▸ **SOURCE PASSAGE**:

BEGIN

This MR is a rewrite of !116294 (closed), which was a more exhaustive attempt at bringing parity to instrumenting websockets and HTTP requests, but it was deemed too expensive in terms of additional log volume it would create. Instead, I narrowed this change to solve for a more specific problem, which is to not instrument websocket traffic in general, but only GraphQL query executions specifically, which is our primary use case for Action Cable at GitLab currently. So think of it as a "90% there" solution.

Specifically, this MR:

  • Builds on !118945 (merged) to enrich GraphQL subscription event payloads with a correlation ID that is passed from the sending node (the publisher of the event) to the receiving node (the consumer of the event, where the GraphQL query will execute). This allows us to correlate query executions with the trigger that caused them.
  • Uses our existing InstrumentationHelper to start an instrumentation "session" on the node that receives the event. This only happens in response to parsing an event received through Action Cable.
  • Merges these instrumentation data into the log payload used by the GraphQL query tracer, which emits log events to graphql_json.log. Again, this only happens if the session was not for a query that ran as part of a Rack request, in which case we already have this kind of instrumentation in the ordinary Rails request logs written by lograge.

END

▸ **TASKS AND EXERCISES**:
1/ Condense the paragraph of the merge request description that begins "This MR is a rewrite of" into a short list, keeping its main facts.
2/ According to the merge request description, which log file does the GraphQL query tracer write its log events to?
3/ Resume the merge request description on GraphQL instrumentation, starting after its final bullet point.
None of the lines that follow are needed for the tasks.

Document structure recognition data:
BEGIN

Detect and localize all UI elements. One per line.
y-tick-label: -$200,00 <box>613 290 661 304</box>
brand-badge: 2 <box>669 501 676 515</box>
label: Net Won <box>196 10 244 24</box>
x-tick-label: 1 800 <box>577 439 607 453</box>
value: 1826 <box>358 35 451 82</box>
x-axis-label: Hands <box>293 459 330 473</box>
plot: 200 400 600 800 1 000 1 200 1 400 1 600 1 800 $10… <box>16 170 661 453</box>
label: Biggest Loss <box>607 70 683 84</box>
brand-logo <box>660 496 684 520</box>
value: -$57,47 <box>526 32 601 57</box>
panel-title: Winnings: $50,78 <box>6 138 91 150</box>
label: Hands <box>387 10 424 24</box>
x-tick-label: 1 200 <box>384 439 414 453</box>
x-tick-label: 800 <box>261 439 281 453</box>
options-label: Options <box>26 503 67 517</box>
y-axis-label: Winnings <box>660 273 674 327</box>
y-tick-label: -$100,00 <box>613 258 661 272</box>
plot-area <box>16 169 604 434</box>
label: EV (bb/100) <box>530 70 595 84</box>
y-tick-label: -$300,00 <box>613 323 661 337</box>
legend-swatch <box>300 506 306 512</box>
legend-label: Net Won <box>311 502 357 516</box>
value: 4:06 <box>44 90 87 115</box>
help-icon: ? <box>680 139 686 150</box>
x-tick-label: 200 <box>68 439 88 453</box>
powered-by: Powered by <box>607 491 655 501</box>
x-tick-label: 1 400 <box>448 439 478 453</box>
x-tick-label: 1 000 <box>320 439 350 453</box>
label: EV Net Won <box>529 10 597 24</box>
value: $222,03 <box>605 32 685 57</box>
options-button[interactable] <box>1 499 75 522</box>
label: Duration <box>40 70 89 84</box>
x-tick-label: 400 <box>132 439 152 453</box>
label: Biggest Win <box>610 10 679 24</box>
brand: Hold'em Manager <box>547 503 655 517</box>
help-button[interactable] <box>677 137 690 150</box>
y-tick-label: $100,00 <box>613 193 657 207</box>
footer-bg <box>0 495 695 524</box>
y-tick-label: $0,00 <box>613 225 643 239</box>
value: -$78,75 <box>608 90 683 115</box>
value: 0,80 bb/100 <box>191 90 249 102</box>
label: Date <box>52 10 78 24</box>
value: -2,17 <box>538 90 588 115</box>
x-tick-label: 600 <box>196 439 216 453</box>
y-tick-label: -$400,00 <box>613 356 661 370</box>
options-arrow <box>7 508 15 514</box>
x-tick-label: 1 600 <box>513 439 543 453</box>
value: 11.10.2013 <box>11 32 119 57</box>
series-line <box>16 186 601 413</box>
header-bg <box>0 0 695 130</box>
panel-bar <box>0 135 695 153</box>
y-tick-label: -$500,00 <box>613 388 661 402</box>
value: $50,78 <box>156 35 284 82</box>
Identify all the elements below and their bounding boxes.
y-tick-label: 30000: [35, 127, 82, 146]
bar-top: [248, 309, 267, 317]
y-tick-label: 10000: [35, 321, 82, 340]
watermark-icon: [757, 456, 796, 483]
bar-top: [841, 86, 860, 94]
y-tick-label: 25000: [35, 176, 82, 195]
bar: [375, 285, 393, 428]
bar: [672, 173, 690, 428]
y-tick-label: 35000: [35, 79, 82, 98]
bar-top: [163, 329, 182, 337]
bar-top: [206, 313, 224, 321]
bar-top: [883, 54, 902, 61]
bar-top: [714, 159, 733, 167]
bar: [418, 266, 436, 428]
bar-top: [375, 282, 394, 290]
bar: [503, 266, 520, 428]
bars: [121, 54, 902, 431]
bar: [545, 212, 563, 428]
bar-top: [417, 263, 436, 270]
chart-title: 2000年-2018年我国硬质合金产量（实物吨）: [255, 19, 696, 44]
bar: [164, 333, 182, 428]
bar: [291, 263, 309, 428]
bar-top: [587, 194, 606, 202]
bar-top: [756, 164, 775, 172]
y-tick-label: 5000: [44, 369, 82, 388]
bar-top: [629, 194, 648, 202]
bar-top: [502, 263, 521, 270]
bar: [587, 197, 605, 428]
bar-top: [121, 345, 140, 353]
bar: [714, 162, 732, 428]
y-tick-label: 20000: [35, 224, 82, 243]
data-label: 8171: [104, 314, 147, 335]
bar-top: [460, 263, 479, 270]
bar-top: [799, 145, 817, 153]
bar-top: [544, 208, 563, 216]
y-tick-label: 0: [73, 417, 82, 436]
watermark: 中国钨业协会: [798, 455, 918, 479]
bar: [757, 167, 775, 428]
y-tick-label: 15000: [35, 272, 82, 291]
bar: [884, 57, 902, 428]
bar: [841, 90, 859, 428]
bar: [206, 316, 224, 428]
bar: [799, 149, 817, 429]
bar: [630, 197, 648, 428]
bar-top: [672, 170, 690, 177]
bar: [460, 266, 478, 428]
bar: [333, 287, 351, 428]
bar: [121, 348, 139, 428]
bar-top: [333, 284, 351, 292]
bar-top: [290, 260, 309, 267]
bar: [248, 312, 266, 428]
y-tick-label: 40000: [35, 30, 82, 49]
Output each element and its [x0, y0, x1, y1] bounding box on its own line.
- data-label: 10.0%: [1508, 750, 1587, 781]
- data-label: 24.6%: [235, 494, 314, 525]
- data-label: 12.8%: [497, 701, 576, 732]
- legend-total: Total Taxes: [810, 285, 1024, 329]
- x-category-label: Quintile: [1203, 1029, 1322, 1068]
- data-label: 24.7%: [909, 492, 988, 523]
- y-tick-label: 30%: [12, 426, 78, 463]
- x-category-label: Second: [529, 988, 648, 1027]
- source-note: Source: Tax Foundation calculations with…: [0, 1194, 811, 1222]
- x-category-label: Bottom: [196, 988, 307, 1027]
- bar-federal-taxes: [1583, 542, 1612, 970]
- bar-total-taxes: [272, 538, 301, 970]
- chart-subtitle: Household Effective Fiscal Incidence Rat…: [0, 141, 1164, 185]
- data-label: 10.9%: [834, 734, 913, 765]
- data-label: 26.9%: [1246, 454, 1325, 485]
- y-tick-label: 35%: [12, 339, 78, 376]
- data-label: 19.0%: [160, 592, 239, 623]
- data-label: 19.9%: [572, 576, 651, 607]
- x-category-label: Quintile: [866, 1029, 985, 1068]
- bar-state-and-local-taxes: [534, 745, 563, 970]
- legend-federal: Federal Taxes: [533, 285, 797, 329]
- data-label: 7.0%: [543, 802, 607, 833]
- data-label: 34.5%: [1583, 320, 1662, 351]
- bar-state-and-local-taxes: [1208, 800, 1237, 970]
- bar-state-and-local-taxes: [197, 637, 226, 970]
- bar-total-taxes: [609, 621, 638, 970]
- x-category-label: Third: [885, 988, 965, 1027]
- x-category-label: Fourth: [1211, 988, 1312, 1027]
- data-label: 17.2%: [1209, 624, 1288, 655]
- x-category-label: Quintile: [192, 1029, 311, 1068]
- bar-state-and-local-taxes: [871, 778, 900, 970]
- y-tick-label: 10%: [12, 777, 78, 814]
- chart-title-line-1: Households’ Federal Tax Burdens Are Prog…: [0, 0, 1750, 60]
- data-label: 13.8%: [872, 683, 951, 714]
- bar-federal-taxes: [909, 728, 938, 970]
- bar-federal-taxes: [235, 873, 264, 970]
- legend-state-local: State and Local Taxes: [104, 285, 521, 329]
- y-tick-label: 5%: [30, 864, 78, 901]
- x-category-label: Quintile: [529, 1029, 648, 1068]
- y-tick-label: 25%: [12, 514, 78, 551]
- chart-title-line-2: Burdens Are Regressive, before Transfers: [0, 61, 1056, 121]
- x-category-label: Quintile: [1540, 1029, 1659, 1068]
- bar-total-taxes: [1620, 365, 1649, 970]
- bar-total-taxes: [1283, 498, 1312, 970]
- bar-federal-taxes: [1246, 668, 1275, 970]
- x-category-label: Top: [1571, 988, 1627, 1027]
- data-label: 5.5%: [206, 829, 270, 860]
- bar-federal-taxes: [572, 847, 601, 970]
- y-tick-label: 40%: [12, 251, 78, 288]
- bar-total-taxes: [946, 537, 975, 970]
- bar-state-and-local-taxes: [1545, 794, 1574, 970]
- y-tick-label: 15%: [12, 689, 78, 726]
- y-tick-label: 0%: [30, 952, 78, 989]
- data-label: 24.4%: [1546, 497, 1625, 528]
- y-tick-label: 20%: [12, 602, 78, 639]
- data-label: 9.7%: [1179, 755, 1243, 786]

END

▸ **TASK ANSWERS**:
1/
- It rewrites !116294 (closed), a more exhaustive attempt at bringing parity to instrumenting websockets and HTTP requests.
- That earlier attempt was deemed too expensive because of the additional log volume it would create.
- This change is narrower: it instruments only GraphQL query executions, not websocket traffic in general.
- GraphQL query executions are currently the primary use case for Action Cable at GitLab.
- It is meant as a "90% there" solution.

2/ graphql_json.log

3/
Screenshots or screen recordings

If I change an issue's epic link, two things happen:

  1. We send a GraphQL mutation to Rails to change the epic. This is an HTTP post.
  2. We push this change back into the frontend via Action Cable. This runs a GraphQL query.

Step 1 is already fully instrumented via the request log, because it's just an HTTP request. This happens on the producer node:

{
  "method": "POST",
  "path": "/api/graphql",
  "controller": "GraphqlController",
  "action": "execute",
  "status": 200,
  "correlation_id": "01GZJZ4Q22R9QS529F5JE2AN01",
  "db_count": 138,
  "db_duration_s": 0.26659,
  "duration_s": 0.89589
  ...
}

Note that we already have timing break downs such as db_duration_s etc.

This also generates a second log event, which is emitted by the GraphQL tracer:

{
  "severity": "INFO",
  "time": "2023-05-04T08:47:59.429Z",
  "correlation_id": "01GZJZ4Q22R9QS529F5JE2AN01",
  "trace_type": "execute_query",
  "duration_s": 0.8774472879995301,
  "operation_name": "projectIssueEpicMutation",
  ...
}

Note how this doesn't have timing break downs -- that's OK, because it has a correlation_id that matches the HTTP request, which does have this data, so we don't need to duplicate it here.

However, this leaves the problem of instrumentation for the GraphQL query that runs in response of this mutation generating a push event. Previously, this had neither a matching correlation ID nor any instrumentation added. This happens on the receiver node. Now it does:

{
  "severity": "INFO",
  "time": "2023-05-04T08:47:59.296Z",
  "correlation_id": "01GZJZ4Q22R9QS529F5JE2AN01",
  "trace_type": "execute_query",
  "duration_s": 0.03722739800286945,
  "operation_name": "issuableEpicUpdated",
  "db_count": 21,
  "db_replica_duration_s": 0.064,
  ...
}

Note as well that its correlation ID matches that of the mutation; on master, this correlation ID would be random, and never match anything else.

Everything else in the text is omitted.